(Dataset entries)

++++++++++++++++++++

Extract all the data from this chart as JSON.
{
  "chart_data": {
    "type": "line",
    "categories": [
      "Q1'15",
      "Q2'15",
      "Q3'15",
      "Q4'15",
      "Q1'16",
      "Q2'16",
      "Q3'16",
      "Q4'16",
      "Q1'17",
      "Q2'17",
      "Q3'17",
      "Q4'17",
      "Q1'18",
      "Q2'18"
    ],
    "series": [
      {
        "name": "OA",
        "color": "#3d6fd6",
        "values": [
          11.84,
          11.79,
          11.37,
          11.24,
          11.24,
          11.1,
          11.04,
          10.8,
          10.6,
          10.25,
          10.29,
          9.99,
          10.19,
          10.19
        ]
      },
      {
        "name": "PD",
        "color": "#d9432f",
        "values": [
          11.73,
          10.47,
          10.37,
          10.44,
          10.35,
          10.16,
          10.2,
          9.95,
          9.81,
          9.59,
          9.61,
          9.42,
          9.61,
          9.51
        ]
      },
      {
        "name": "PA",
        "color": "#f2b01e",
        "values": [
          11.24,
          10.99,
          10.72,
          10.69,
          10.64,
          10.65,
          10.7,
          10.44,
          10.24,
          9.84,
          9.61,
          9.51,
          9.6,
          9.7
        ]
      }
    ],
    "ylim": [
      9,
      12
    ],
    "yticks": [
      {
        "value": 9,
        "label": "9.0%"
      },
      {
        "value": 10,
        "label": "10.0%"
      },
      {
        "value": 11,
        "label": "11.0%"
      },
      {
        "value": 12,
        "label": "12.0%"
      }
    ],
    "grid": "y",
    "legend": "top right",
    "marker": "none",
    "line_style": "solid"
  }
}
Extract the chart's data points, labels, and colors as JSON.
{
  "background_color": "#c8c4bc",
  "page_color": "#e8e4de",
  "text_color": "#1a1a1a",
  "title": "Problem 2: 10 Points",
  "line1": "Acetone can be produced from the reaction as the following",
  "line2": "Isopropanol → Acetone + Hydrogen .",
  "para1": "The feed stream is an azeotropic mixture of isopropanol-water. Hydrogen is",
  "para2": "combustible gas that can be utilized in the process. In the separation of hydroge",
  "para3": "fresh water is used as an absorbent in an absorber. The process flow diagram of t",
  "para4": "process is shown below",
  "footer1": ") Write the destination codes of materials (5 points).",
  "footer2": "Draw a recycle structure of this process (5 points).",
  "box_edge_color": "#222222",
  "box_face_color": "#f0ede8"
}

++++++++++++++++++++

> **Task description**
Extract every line from the one containing "Extract the chart's" to the end of the entries, including both of those lines, exactly as given and with nothing added.

> **Answer below**
Extract the chart's data points, labels, and colors as JSON.
{
  "background_color": "#c8c4bc",
  "page_color": "#e8e4de",
  "text_color": "#1a1a1a",
  "title": "Problem 2: 10 Points",
  "line1": "Acetone can be produced from the reaction as the following",
  "line2": "Isopropanol → Acetone + Hydrogen .",
  "para1": "The feed stream is an azeotropic mixture of isopropanol-water. Hydrogen is",
  "para2": "combustible gas that can be utilized in the process. In the separation of hydroge",
  "para3": "fresh water is used as an absorbent in an absorber. The process flow diagram of t",
  "para4": "process is shown below",
  "footer1": ") Write the destination codes of materials (5 points).",
  "footer2": "Draw a recycle structure of this process (5 points).",
  "box_edge_color": "#222222",
  "box_face_color": "#f0ede8"
}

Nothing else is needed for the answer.